# What you need to do
Search the entries for the word "cycling". Copy each line in which it is found.
BEGIN Material for this exercise
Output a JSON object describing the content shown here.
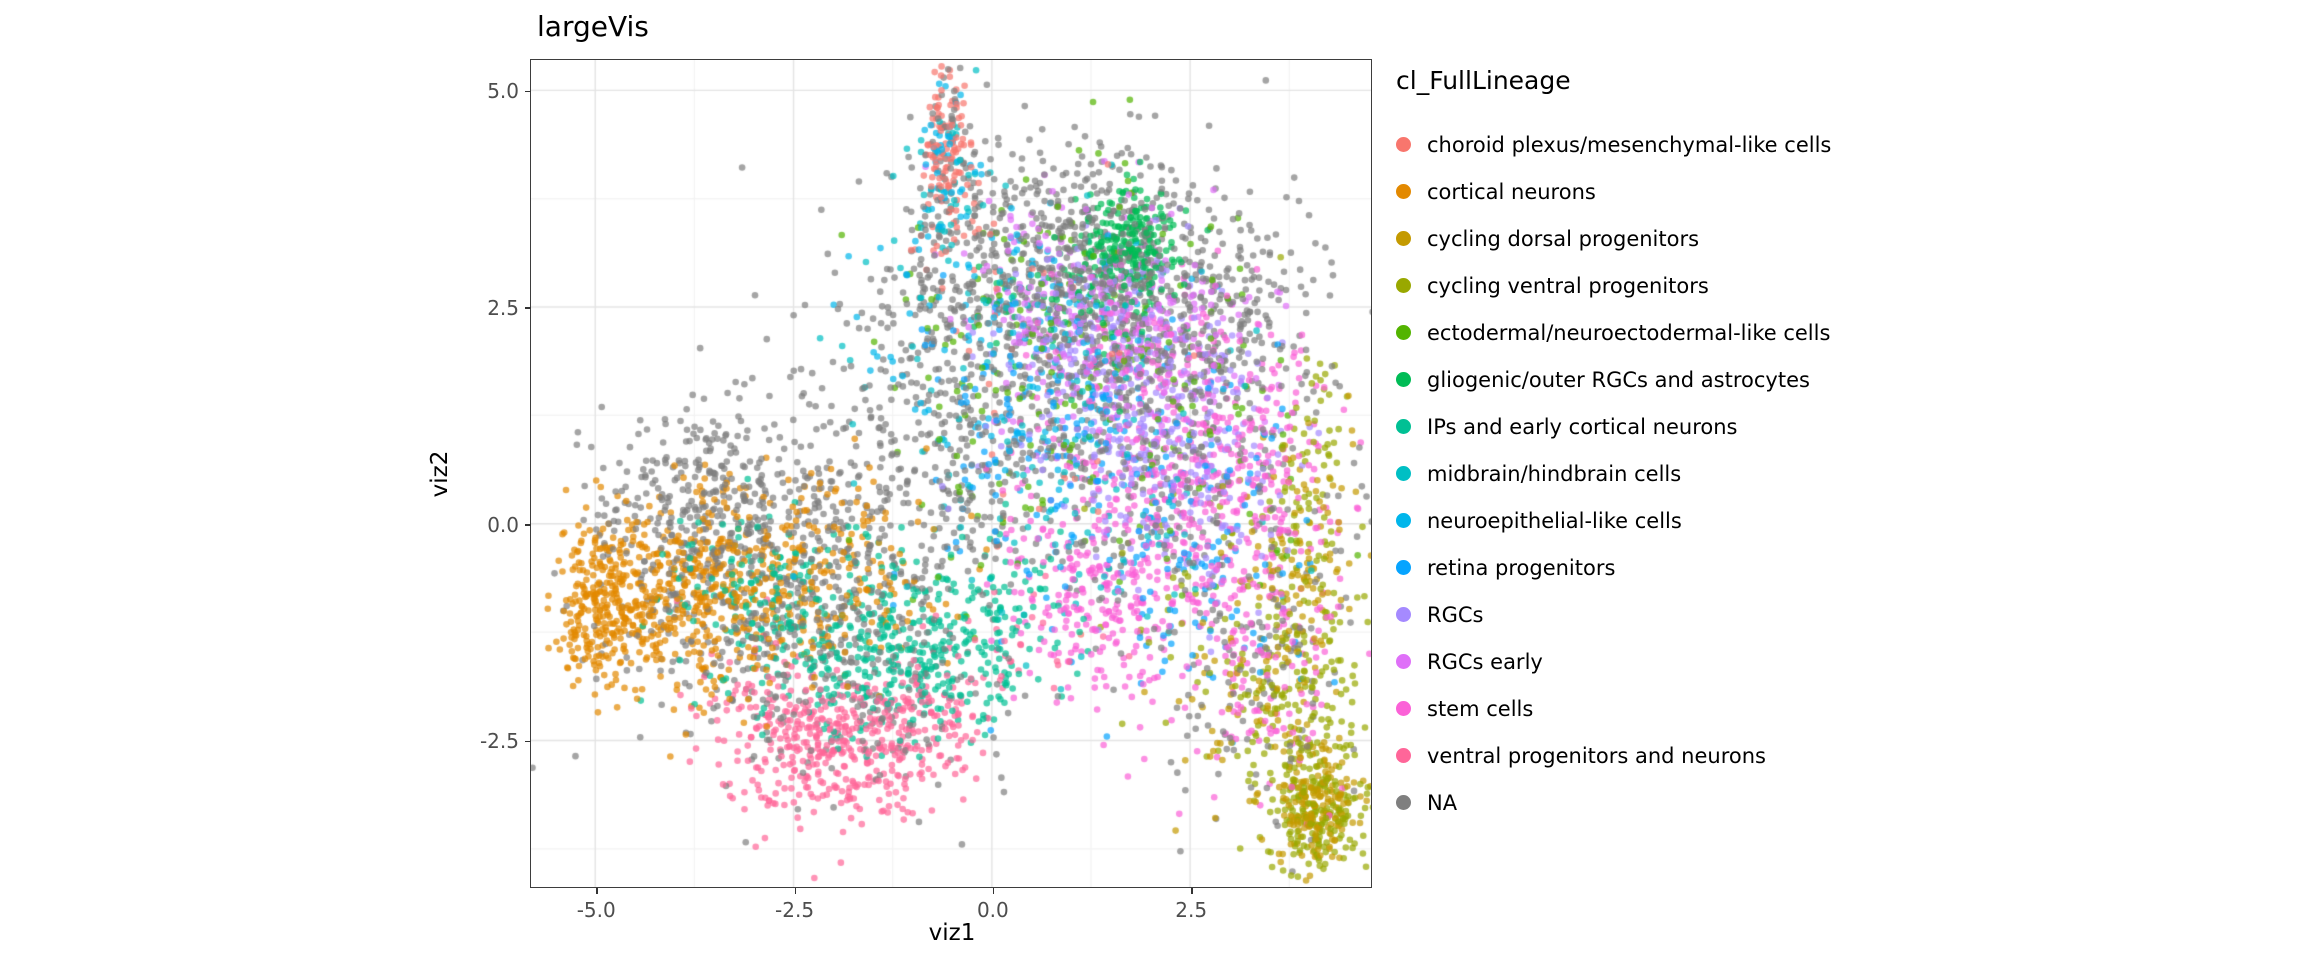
{
  "title": "largeVis",
  "axes": {
    "x": {
      "label": "viz1",
      "ticks": [
        {
          "value": -5.0,
          "label": "-5.0"
        },
        {
          "value": -2.5,
          "label": "-2.5"
        },
        {
          "value": 0.0,
          "label": "0.0"
        },
        {
          "value": 2.5,
          "label": "2.5"
        }
      ]
    },
    "y": {
      "label": "viz2",
      "ticks": [
        {
          "value": 5.0,
          "label": "5.0"
        },
        {
          "value": 2.5,
          "label": "2.5"
        },
        {
          "value": 0.0,
          "label": "0.0"
        },
        {
          "value": -2.5,
          "label": "-2.5"
        }
      ]
    }
  },
  "legend": {
    "title": "cl_FullLineage",
    "items": [
      {
        "label": "choroid plexus/mesenchymal-like cells",
        "color": "#F8766D"
      },
      {
        "label": "cortical neurons",
        "color": "#E38900"
      },
      {
        "label": "cycling dorsal progenitors",
        "color": "#C49A00"
      },
      {
        "label": "cycling ventral progenitors",
        "color": "#99A800"
      },
      {
        "label": "ectodermal/neuroectodermal-like cells",
        "color": "#53B400"
      },
      {
        "label": "gliogenic/outer RGCs and astrocytes",
        "color": "#00BC56"
      },
      {
        "label": "IPs and early cortical neurons",
        "color": "#00C094"
      },
      {
        "label": "midbrain/hindbrain cells",
        "color": "#00BFC4"
      },
      {
        "label": "neuroepithelial-like cells",
        "color": "#00B6EB"
      },
      {
        "label": "retina progenitors",
        "color": "#06A4FF"
      },
      {
        "label": "RGCs",
        "color": "#A58AFF"
      },
      {
        "label": "RGCs early",
        "color": "#DF70F8"
      },
      {
        "label": "stem cells",
        "color": "#FB61D7"
      },
      {
        "label": "ventral progenitors and neurons",
        "color": "#FF6699"
      },
      {
        "label": "NA",
        "color": "#7F7F7F"
      }
    ]
  },
  "panel_style": {
    "grid_major": "#E4E4E4",
    "grid_minor": "#F3F3F3",
    "border": "#3d3d3d",
    "background": "#ffffff"
  },
  "chart_data": {
    "type": "scatter",
    "title": "largeVis",
    "xlabel": "viz1",
    "ylabel": "viz2",
    "xlim": [
      -5.81,
      4.78
    ],
    "ylim": [
      -4.19,
      5.35
    ],
    "x_ticks": [
      -5.0,
      -2.5,
      0.0,
      2.5
    ],
    "y_ticks": [
      5.0,
      2.5,
      0.0,
      -2.5
    ],
    "x_minor": [
      -3.75,
      -1.25,
      1.25,
      3.75
    ],
    "y_minor": [
      3.75,
      1.25,
      -1.25,
      -3.75
    ],
    "grid": true,
    "legend_position": "right",
    "point_radius_px": 3.3,
    "point_alpha": 0.7,
    "seed": 42,
    "cluster_format": [
      "cx",
      "cy",
      "sx",
      "sy",
      "n"
    ],
    "series": [
      {
        "name": "choroid plexus/mesenchymal-like cells",
        "color": "#F8766D",
        "clusters": [
          [
            -0.6,
            4.45,
            0.14,
            0.38,
            90
          ],
          [
            -0.45,
            3.6,
            0.25,
            0.4,
            35
          ],
          [
            0.6,
            1.8,
            1.2,
            1.2,
            30
          ]
        ]
      },
      {
        "name": "cortical neurons",
        "color": "#E38900",
        "clusters": [
          [
            -4.95,
            -0.95,
            0.3,
            0.42,
            260
          ],
          [
            -4.0,
            -0.8,
            0.55,
            0.6,
            260
          ],
          [
            -2.9,
            -0.75,
            0.75,
            0.65,
            260
          ],
          [
            -1.7,
            -0.4,
            0.7,
            0.6,
            90
          ]
        ]
      },
      {
        "name": "cycling dorsal progenitors",
        "color": "#C49A00",
        "clusters": [
          [
            4.1,
            -3.3,
            0.25,
            0.33,
            160
          ],
          [
            3.95,
            -0.6,
            0.3,
            1.1,
            110
          ],
          [
            3.3,
            -2.0,
            0.5,
            0.7,
            70
          ]
        ]
      },
      {
        "name": "cycling ventral progenitors",
        "color": "#99A800",
        "clusters": [
          [
            3.85,
            -2.4,
            0.4,
            0.8,
            200
          ],
          [
            4.15,
            -3.4,
            0.25,
            0.3,
            120
          ],
          [
            4.05,
            0.4,
            0.3,
            0.9,
            90
          ],
          [
            2.9,
            -1.0,
            0.7,
            0.8,
            50
          ]
        ]
      },
      {
        "name": "ectodermal/neuroectodermal-like cells",
        "color": "#53B400",
        "clusters": [
          [
            0.9,
            2.3,
            1.1,
            0.9,
            110
          ],
          [
            2.4,
            0.8,
            0.9,
            0.9,
            60
          ],
          [
            -0.3,
            0.5,
            0.8,
            0.8,
            30
          ]
        ]
      },
      {
        "name": "gliogenic/outer RGCs and astrocytes",
        "color": "#00BC56",
        "clusters": [
          [
            1.7,
            3.2,
            0.3,
            0.32,
            230
          ],
          [
            1.1,
            2.6,
            0.7,
            0.5,
            70
          ]
        ]
      },
      {
        "name": "IPs and early cortical neurons",
        "color": "#00C094",
        "clusters": [
          [
            -1.0,
            -1.6,
            0.75,
            0.45,
            280
          ],
          [
            -2.3,
            -1.1,
            0.7,
            0.5,
            160
          ],
          [
            0.1,
            -0.9,
            0.5,
            0.5,
            70
          ],
          [
            -3.3,
            -0.7,
            0.6,
            0.5,
            60
          ]
        ]
      },
      {
        "name": "midbrain/hindbrain cells",
        "color": "#00BFC4",
        "clusters": [
          [
            0.4,
            1.3,
            1.2,
            1.1,
            110
          ],
          [
            -0.6,
            3.9,
            0.25,
            0.5,
            40
          ],
          [
            1.8,
            -0.3,
            0.8,
            0.8,
            40
          ]
        ]
      },
      {
        "name": "neuroepithelial-like cells",
        "color": "#00B6EB",
        "clusters": [
          [
            0.2,
            2.3,
            0.9,
            0.9,
            120
          ],
          [
            -0.55,
            4.2,
            0.2,
            0.5,
            40
          ],
          [
            1.5,
            1.0,
            0.9,
            0.8,
            40
          ]
        ]
      },
      {
        "name": "retina progenitors",
        "color": "#06A4FF",
        "clusters": [
          [
            1.3,
            0.6,
            1.1,
            0.9,
            140
          ],
          [
            2.6,
            -0.6,
            0.7,
            0.8,
            70
          ],
          [
            0.3,
            1.8,
            0.8,
            0.7,
            40
          ]
        ]
      },
      {
        "name": "RGCs",
        "color": "#A58AFF",
        "clusters": [
          [
            2.0,
            1.3,
            0.85,
            0.8,
            240
          ],
          [
            1.1,
            2.3,
            0.6,
            0.5,
            90
          ],
          [
            2.9,
            0.3,
            0.5,
            0.7,
            60
          ]
        ]
      },
      {
        "name": "RGCs early",
        "color": "#DF70F8",
        "clusters": [
          [
            1.6,
            1.9,
            0.85,
            0.8,
            200
          ],
          [
            0.6,
            2.9,
            0.5,
            0.5,
            70
          ],
          [
            2.4,
            2.3,
            0.5,
            0.5,
            50
          ]
        ]
      },
      {
        "name": "stem cells",
        "color": "#FB61D7",
        "clusters": [
          [
            2.3,
            0.1,
            0.95,
            1.1,
            420
          ],
          [
            1.3,
            -0.9,
            0.65,
            0.55,
            150
          ],
          [
            3.3,
            1.0,
            0.55,
            0.8,
            120
          ],
          [
            3.5,
            -1.7,
            0.45,
            0.9,
            100
          ],
          [
            1.9,
            2.2,
            0.6,
            0.5,
            70
          ]
        ]
      },
      {
        "name": "ventral progenitors and neurons",
        "color": "#FF6699",
        "clusters": [
          [
            -1.9,
            -2.65,
            0.65,
            0.42,
            340
          ],
          [
            -0.9,
            -2.2,
            0.45,
            0.38,
            110
          ],
          [
            -2.9,
            -2.1,
            0.5,
            0.4,
            70
          ],
          [
            0.3,
            -1.4,
            0.5,
            0.4,
            30
          ]
        ]
      },
      {
        "name": "NA",
        "color": "#7F7F7F",
        "clusters": [
          [
            -3.1,
            -0.6,
            1.0,
            0.85,
            520
          ],
          [
            -3.7,
            0.4,
            0.55,
            0.45,
            160
          ],
          [
            -0.9,
            0.7,
            1.0,
            1.0,
            330
          ],
          [
            1.2,
            3.0,
            1.1,
            0.75,
            650
          ],
          [
            2.1,
            1.0,
            1.0,
            1.1,
            320
          ],
          [
            -0.55,
            4.1,
            0.22,
            0.6,
            60
          ],
          [
            3.2,
            -1.6,
            0.55,
            1.0,
            130
          ],
          [
            -1.6,
            -2.0,
            0.9,
            0.6,
            130
          ],
          [
            0.3,
            2.0,
            0.9,
            1.0,
            200
          ],
          [
            2.9,
            2.3,
            0.6,
            0.6,
            120
          ]
        ]
      }
    ]
  }
}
END Material for this exercise
# Written answer
        "label": "cycling dorsal progenitors",
        "label": "cycling ventral progenitors",
        "name": "cycling dorsal progenitors",
        "name": "cycling ventral progenitors",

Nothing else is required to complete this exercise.